── INPUT ──

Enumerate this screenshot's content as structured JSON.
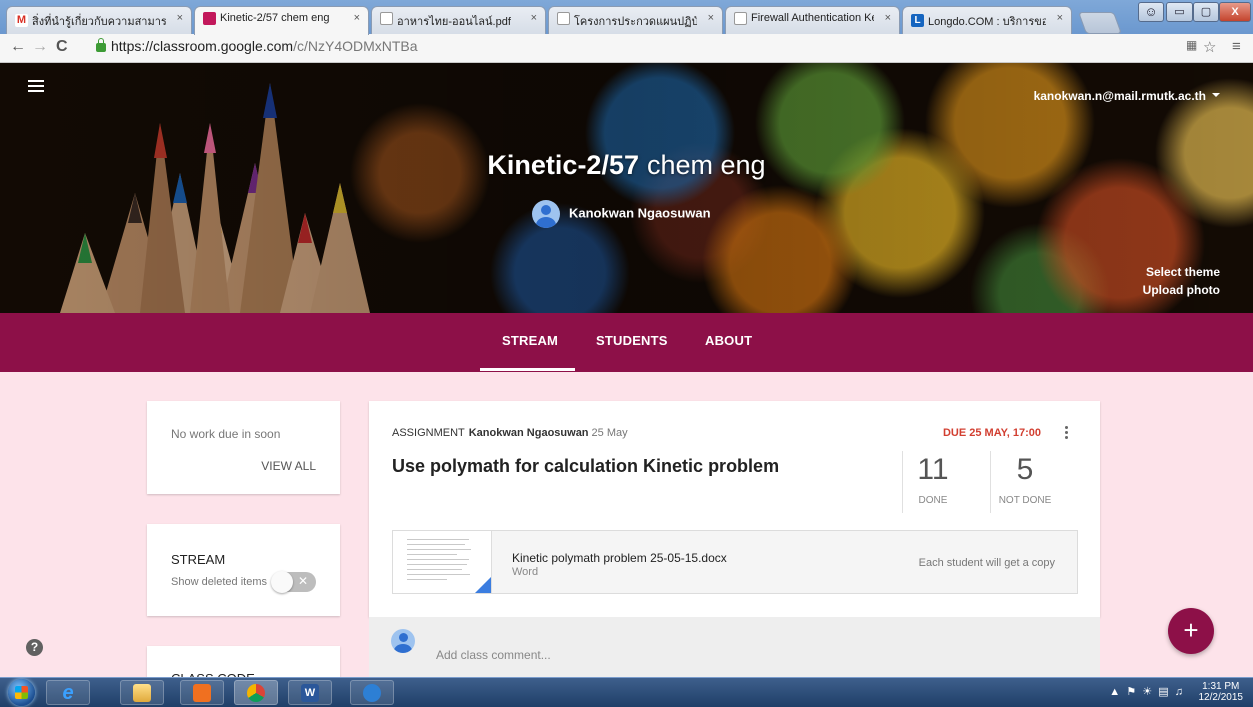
{
  "browser": {
    "tabs": [
      {
        "title": "สิ่งที่นำรู้เกี่ยวกับความสามารถใน",
        "favicon": "gmail-icon",
        "active": false
      },
      {
        "title": "Kinetic-2/57 chem eng",
        "favicon": "classroom-icon",
        "active": true
      },
      {
        "title": "อาหารไทย-ออนไลน์.pdf",
        "favicon": "page-icon",
        "active": false
      },
      {
        "title": "โครงการประกวดแผนปฏิบัติก",
        "favicon": "page-icon",
        "active": false
      },
      {
        "title": "Firewall Authentication Ke",
        "favicon": "page-icon",
        "active": false
      },
      {
        "title": "Longdo.COM : บริการของ",
        "favicon": "longdo-icon",
        "active": false
      }
    ],
    "close_glyph": "×",
    "url_host": "https://classroom.google.com",
    "url_path": "/c/NzY4ODMxNTBa",
    "window_controls": {
      "minimize": "▭",
      "maximize": "▢",
      "close": "X"
    }
  },
  "header": {
    "account": "kanokwan.n@mail.rmutk.ac.th",
    "class_name": "Kinetic-2/57",
    "class_section": "chem eng",
    "teacher": "Kanokwan Ngaosuwan",
    "select_theme": "Select theme",
    "upload_photo": "Upload photo"
  },
  "class_tabs": [
    {
      "label": "STREAM",
      "active": true
    },
    {
      "label": "STUDENTS",
      "active": false
    },
    {
      "label": "ABOUT",
      "active": false
    }
  ],
  "sidebar": {
    "upcoming_text": "No work due in soon",
    "view_all": "VIEW ALL",
    "stream_heading": "STREAM",
    "show_deleted": "Show deleted items",
    "show_deleted_on": false,
    "class_code_heading": "CLASS CODE"
  },
  "post": {
    "type": "ASSIGNMENT",
    "author": "Kanokwan Ngaosuwan",
    "date": "25 May",
    "due": "DUE 25 MAY, 17:00",
    "title": "Use polymath for calculation Kinetic problem",
    "done_count": "11",
    "done_label": "DONE",
    "not_done_count": "5",
    "not_done_label": "NOT DONE",
    "attachment": {
      "name": "Kinetic polymath problem 25-05-15.docx",
      "type": "Word",
      "note": "Each student will get a copy"
    },
    "comment_placeholder": "Add class comment..."
  },
  "fab_label": "+",
  "help_label": "?",
  "taskbar": {
    "time": "1:31 PM",
    "date": "12/2/2015"
  },
  "colors": {
    "primary": "#8d1048",
    "page_bg": "#fde3ea",
    "due_red": "#d23f31"
  }
}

───

Copy out each line of the listing that holds "problem".

[IN RESPONSE]
    "title": "Use polymath for calculation Kinetic problem",
      "name": "Kinetic polymath problem 25-05-15.docx",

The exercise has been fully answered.